REQUIRED TASK: Omit the pictures, then reproduce every remaining record exactly.

SUPPLIED MATERIAL:
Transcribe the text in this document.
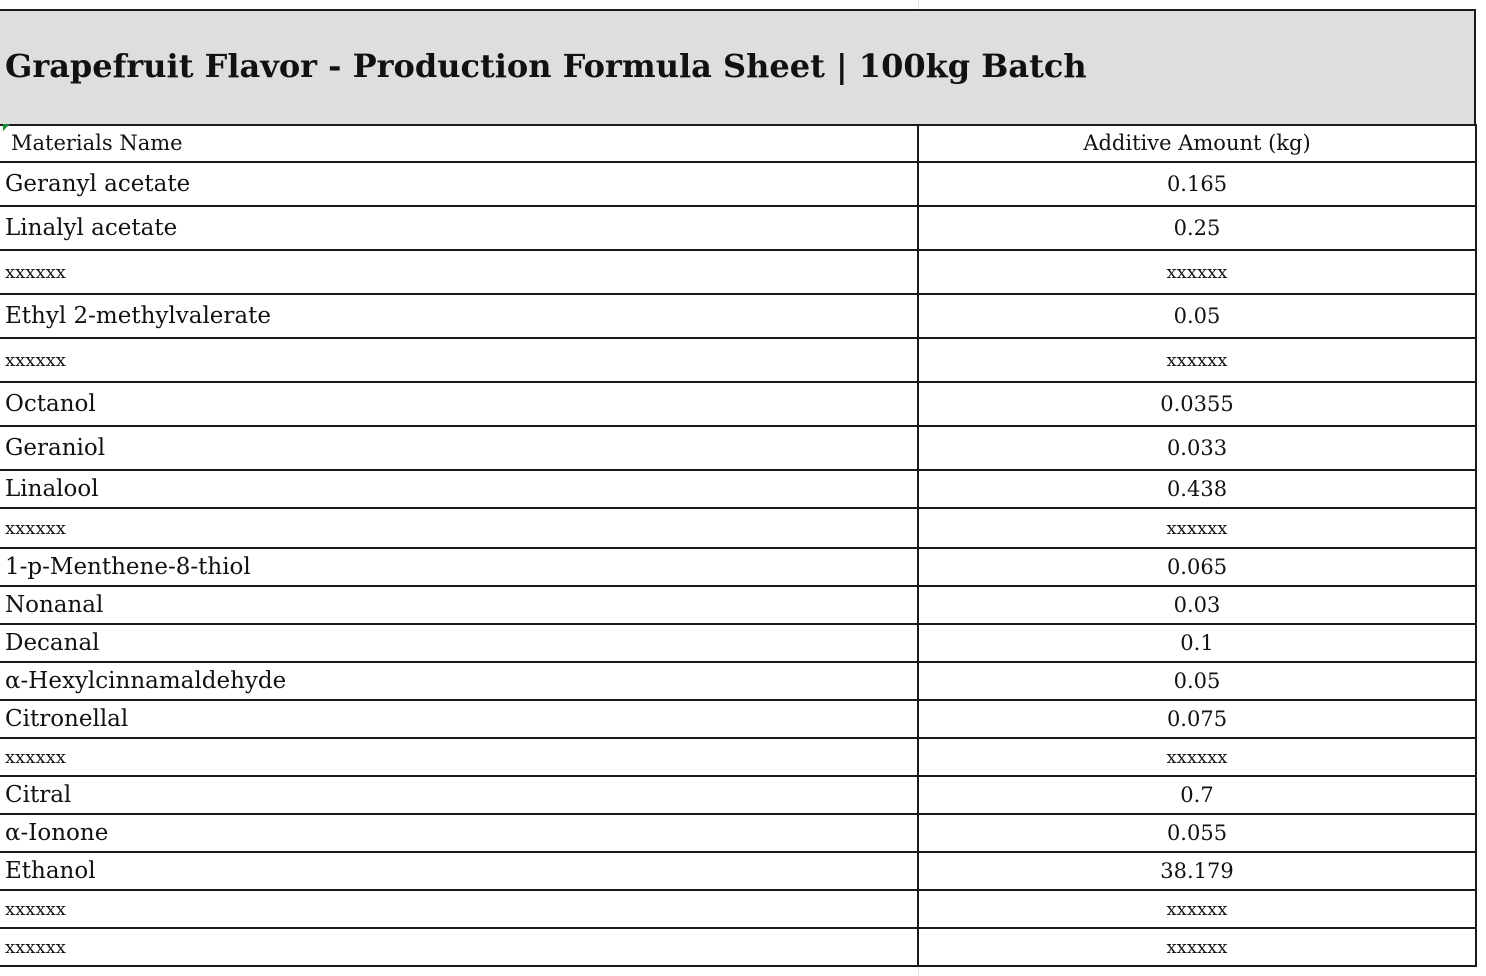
Grapefruit Flavor - Production Formula Sheet | 100kg Batch
Materials Name	Additive Amount (kg)
Geranyl acetate	0.165
Linalyl acetate	0.25
xxxxxx	xxxxxx
Ethyl 2-methylvalerate	0.05
xxxxxx	xxxxxx
Octanol	0.0355
Geraniol	0.033
Linalool	0.438
xxxxxx	xxxxxx
1-p-Menthene-8-thiol	0.065
Nonanal	0.03
Decanal	0.1
α-Hexylcinnamaldehyde	0.05
Citronellal	0.075
xxxxxx	xxxxxx
Citral	0.7
α-Ionone	0.055
Ethanol	38.179
xxxxxx	xxxxxx
xxxxxx	xxxxxx
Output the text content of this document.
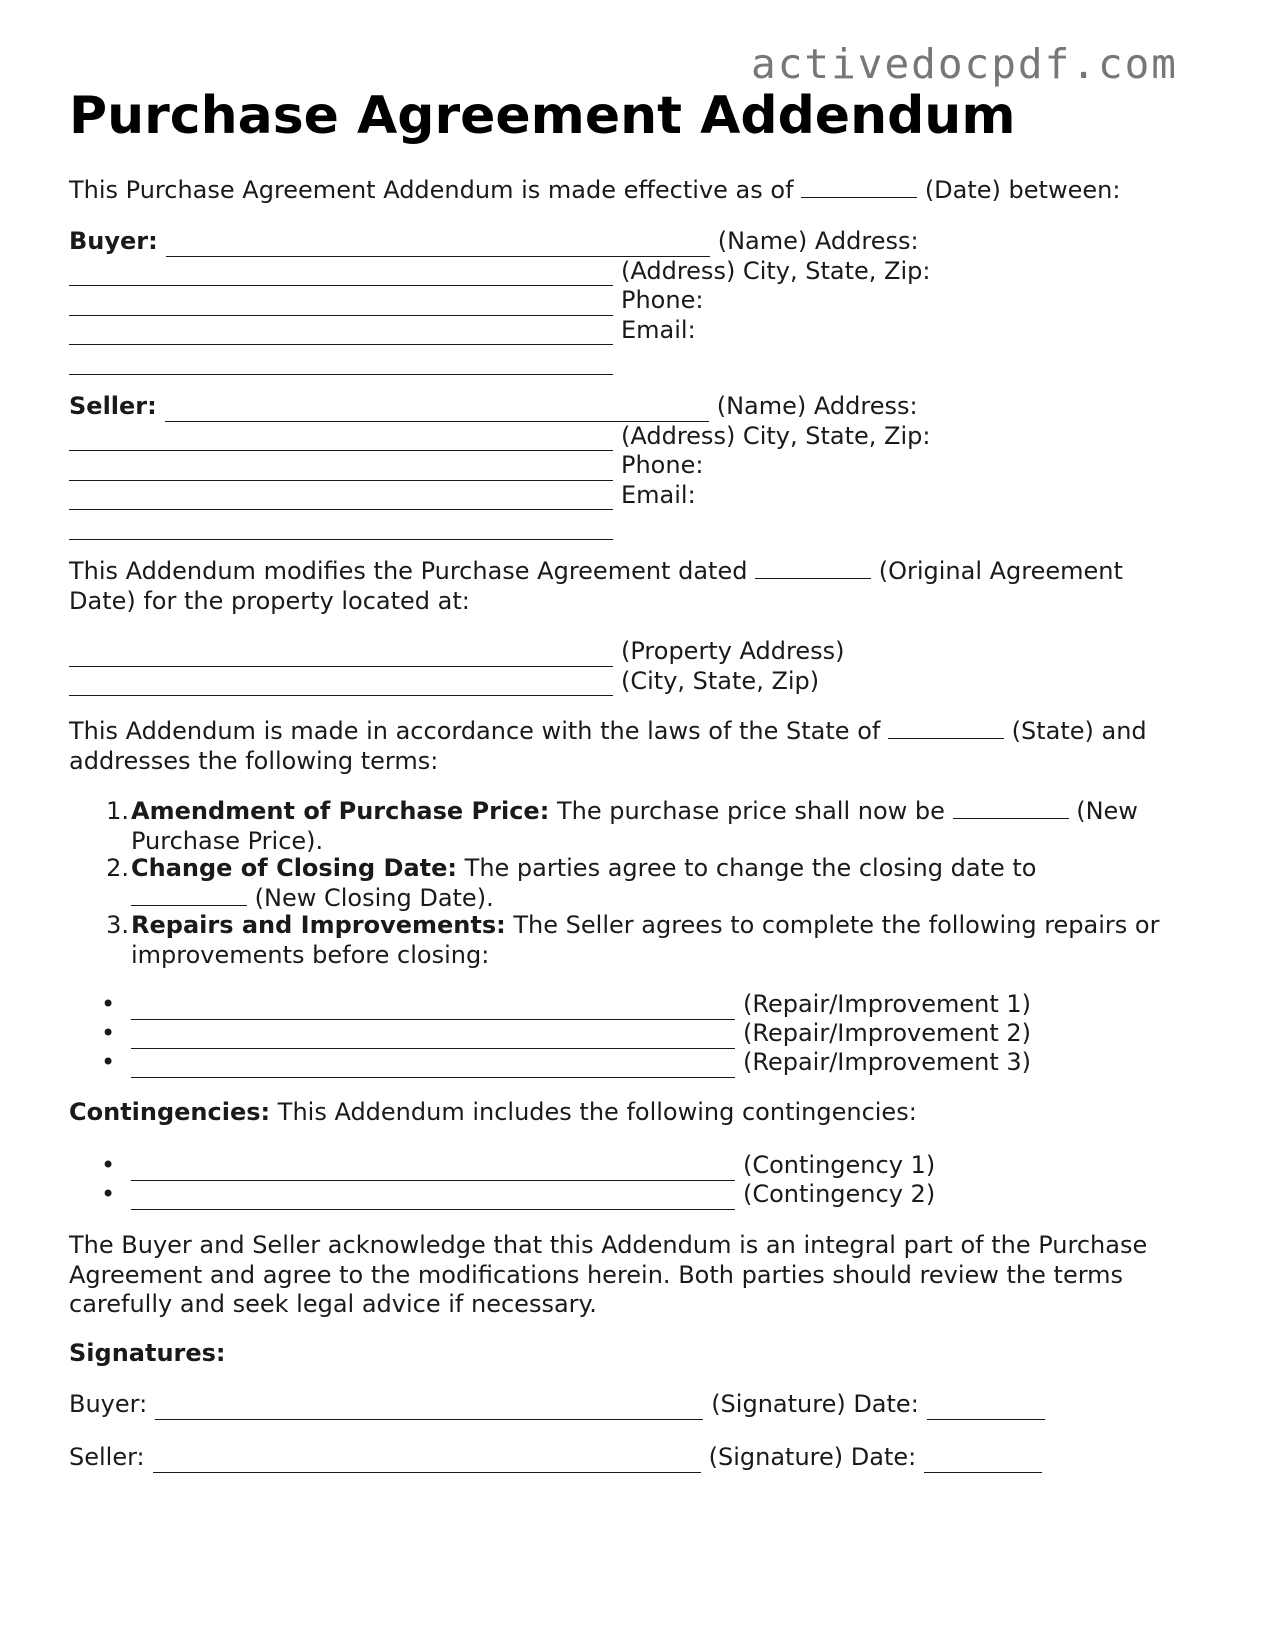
activedocpdf.com
Purchase Agreement Addendum

This Purchase Agreement Addendum is made effective as of	(Date) between:

Buyer:	(Name) Address:
(Address) City, State, Zip:
Phone:
Email:
Seller:	(Name) Address:
(Address) City, State, Zip:
Phone:
Email:

This Addendum modifies the Purchase Agreement dated	(Original Agreement
Date) for the property located at:

(Property Address)
(City, State, Zip)

This Addendum is made in accordance with the laws of the State of	(State) and
addresses the following terms:

1. Amendment of Purchase Price: The purchase price shall now be	(New
Purchase Price).
2. Change of Closing Date: The parties agree to change the closing date to
(New Closing Date).
3. Repairs and Improvements: The Seller agrees to complete the following repairs or
improvements before closing:
•	(Repair/Improvement 1)
•	(Repair/Improvement 2)
•	(Repair/Improvement 3)

Contingencies: This Addendum includes the following contingencies:

•	(Contingency 1)
•	(Contingency 2)

The Buyer and Seller acknowledge that this Addendum is an integral part of the Purchase
Agreement and agree to the modifications herein. Both parties should review the terms
carefully and seek legal advice if necessary.

Signatures:

Buyer:	(Signature) Date:
Seller:	(Signature) Date:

ANSWER FOR THE TASK:
Transcribe the text in this document.
Grapefruit Flavor - Production Formula Sheet | 100kg Batch
Materials Name	Additive Amount (kg)
Geranyl acetate	0.165
Linalyl acetate	0.25
xxxxxx	xxxxxx
Ethyl 2-methylvalerate	0.05
xxxxxx	xxxxxx
Octanol	0.0355
Geraniol	0.033
Linalool	0.438
xxxxxx	xxxxxx
1-p-Menthene-8-thiol	0.065
Nonanal	0.03
Decanal	0.1
α-Hexylcinnamaldehyde	0.05
Citronellal	0.075
xxxxxx	xxxxxx
Citral	0.7
α-Ionone	0.055
Ethanol	38.179
xxxxxx	xxxxxx
xxxxxx	xxxxxx
Output the text content of this document.
activedocpdf.com
Purchase Agreement Addendum

This Purchase Agreement Addendum is made effective as of	(Date) between:

Buyer:	(Name) Address:
(Address) City, State, Zip:
Phone:
Email:
Seller:	(Name) Address:
(Address) City, State, Zip:
Phone:
Email:

This Addendum modifies the Purchase Agreement dated	(Original Agreement
Date) for the property located at:

(Property Address)
(City, State, Zip)

This Addendum is made in accordance with the laws of the State of	(State) and
addresses the following terms:

1. Amendment of Purchase Price: The purchase price shall now be	(New
Purchase Price).
2. Change of Closing Date: The parties agree to change the closing date to
(New Closing Date).
3. Repairs and Improvements: The Seller agrees to complete the following repairs or
improvements before closing:
•	(Repair/Improvement 1)
•	(Repair/Improvement 2)
•	(Repair/Improvement 3)

Contingencies: This Addendum includes the following contingencies:

•	(Contingency 1)
•	(Contingency 2)

The Buyer and Seller acknowledge that this Addendum is an integral part of the Purchase
Agreement and agree to the modifications herein. Both parties should review the terms
carefully and seek legal advice if necessary.

Signatures:

Buyer:	(Signature) Date:
Seller:	(Signature) Date:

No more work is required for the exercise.